Given data>
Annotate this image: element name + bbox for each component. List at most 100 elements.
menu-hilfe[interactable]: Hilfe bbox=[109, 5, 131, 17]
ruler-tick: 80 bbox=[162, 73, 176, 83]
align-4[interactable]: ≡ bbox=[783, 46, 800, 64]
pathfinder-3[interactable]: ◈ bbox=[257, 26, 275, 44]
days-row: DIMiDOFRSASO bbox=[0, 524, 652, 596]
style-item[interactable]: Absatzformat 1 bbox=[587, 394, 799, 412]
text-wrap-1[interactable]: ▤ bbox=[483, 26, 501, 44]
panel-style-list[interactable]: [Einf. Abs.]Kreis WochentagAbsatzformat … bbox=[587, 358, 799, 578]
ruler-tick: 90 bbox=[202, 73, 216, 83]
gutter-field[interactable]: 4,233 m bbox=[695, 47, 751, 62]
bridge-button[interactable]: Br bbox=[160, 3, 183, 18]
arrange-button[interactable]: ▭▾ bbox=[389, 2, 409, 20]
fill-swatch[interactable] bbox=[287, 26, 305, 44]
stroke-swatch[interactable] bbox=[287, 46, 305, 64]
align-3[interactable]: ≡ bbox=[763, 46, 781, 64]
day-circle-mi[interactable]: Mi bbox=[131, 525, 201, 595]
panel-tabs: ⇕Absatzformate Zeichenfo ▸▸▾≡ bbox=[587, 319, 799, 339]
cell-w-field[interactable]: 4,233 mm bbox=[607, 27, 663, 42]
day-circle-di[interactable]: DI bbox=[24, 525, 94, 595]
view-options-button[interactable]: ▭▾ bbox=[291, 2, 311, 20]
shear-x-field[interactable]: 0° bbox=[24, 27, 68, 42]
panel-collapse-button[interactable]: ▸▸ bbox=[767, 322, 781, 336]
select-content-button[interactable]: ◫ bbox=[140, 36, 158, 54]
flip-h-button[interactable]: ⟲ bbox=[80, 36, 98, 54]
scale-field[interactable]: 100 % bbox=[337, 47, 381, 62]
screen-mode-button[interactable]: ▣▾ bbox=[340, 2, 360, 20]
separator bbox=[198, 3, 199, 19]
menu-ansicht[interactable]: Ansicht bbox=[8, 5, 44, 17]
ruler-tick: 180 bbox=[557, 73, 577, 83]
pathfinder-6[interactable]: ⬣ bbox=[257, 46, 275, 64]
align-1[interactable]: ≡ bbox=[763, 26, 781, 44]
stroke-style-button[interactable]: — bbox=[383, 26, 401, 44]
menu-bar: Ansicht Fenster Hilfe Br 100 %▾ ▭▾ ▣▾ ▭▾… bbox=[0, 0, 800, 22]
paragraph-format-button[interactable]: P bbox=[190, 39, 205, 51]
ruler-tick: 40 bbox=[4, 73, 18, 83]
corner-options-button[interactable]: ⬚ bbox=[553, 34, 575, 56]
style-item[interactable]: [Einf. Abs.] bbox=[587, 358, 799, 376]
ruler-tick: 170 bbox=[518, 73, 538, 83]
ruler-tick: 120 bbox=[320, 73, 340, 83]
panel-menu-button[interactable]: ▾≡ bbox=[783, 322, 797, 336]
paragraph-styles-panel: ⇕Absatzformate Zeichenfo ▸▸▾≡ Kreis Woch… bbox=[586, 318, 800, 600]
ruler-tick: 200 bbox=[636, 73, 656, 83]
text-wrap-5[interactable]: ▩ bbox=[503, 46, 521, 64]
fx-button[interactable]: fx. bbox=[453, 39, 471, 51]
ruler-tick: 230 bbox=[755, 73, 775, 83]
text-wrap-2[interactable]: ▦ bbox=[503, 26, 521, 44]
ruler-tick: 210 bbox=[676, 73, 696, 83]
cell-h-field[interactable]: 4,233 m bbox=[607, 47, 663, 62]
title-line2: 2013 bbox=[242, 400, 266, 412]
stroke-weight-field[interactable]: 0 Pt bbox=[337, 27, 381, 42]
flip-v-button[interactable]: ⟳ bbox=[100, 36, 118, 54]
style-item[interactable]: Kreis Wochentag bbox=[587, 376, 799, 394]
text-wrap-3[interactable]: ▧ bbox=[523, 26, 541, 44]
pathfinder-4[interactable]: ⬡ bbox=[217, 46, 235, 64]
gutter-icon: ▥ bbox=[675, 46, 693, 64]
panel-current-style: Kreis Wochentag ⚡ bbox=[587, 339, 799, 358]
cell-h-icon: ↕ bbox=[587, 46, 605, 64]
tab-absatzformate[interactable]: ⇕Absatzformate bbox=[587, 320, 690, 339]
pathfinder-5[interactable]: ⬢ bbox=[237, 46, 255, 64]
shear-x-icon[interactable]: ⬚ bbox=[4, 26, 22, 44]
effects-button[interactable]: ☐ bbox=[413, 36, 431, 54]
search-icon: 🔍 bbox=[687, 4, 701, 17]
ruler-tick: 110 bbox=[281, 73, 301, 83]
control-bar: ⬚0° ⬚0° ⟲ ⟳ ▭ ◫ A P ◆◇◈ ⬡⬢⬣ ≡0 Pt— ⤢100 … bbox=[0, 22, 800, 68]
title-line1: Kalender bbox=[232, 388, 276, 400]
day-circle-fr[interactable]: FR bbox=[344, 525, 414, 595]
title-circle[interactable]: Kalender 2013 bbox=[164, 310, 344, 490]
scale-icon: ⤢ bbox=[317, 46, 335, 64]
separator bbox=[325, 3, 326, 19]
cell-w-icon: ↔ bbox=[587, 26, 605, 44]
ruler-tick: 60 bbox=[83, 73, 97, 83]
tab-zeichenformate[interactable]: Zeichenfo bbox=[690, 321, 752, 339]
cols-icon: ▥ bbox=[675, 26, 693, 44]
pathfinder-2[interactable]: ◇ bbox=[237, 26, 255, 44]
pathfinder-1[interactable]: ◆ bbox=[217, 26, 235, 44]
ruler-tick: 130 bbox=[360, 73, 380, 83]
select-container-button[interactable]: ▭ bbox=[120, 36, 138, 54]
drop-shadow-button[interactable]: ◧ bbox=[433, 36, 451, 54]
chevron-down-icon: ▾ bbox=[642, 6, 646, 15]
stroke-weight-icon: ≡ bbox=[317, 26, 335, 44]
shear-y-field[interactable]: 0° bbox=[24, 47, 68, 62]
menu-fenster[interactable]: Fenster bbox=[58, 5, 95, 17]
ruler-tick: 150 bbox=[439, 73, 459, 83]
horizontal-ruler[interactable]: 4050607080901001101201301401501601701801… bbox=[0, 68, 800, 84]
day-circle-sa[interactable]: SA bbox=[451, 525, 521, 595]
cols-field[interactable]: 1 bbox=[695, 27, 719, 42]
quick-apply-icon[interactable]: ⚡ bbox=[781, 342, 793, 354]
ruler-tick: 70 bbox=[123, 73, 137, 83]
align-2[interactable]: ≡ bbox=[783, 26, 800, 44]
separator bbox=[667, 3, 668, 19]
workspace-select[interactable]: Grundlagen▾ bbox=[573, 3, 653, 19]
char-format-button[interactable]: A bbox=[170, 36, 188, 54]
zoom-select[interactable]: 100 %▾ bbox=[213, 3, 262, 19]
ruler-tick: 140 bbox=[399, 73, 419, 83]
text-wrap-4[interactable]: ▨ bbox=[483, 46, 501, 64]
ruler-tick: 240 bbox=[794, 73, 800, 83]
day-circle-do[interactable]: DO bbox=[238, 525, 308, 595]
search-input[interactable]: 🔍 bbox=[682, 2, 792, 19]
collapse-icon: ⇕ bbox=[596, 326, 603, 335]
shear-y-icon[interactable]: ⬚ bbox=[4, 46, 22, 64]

* * *

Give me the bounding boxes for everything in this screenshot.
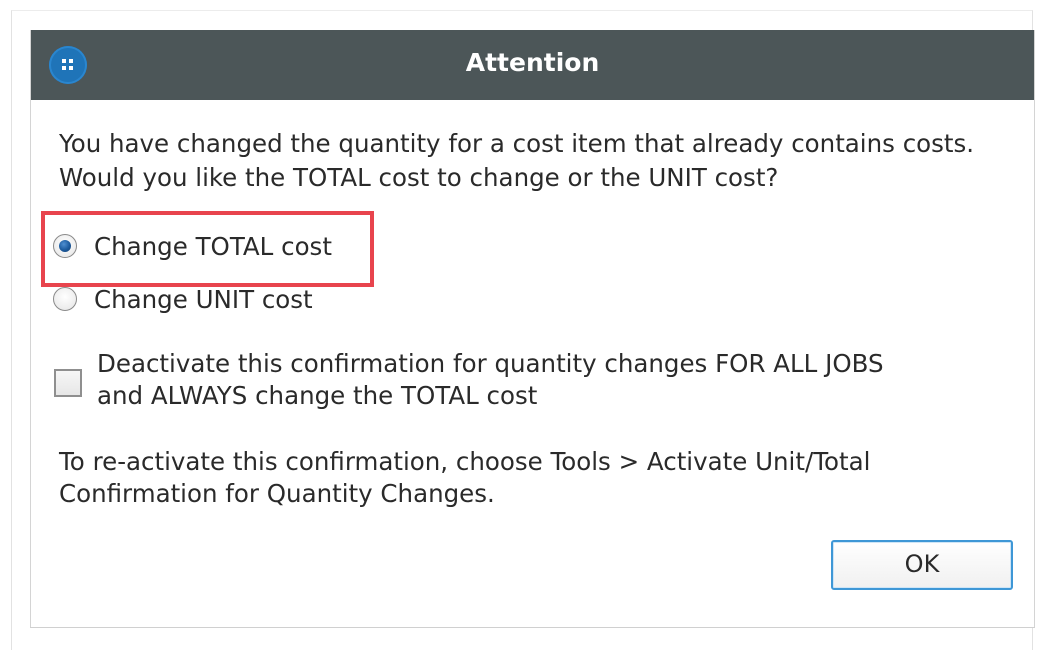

Exercise task> Switch "component" to "item" in everything from the line containing "Annotate this image: element" down to the line containing "align-4[interactable]: ≡ bbox=[783, 46, 800, 64]", and give back only those lines with nothing else changed.

Expected output>
Annotate this image: element name + bbox for each item. List at most 100 elements.
menu-hilfe[interactable]: Hilfe bbox=[109, 5, 131, 17]
ruler-tick: 80 bbox=[162, 73, 176, 83]
align-4[interactable]: ≡ bbox=[783, 46, 800, 64]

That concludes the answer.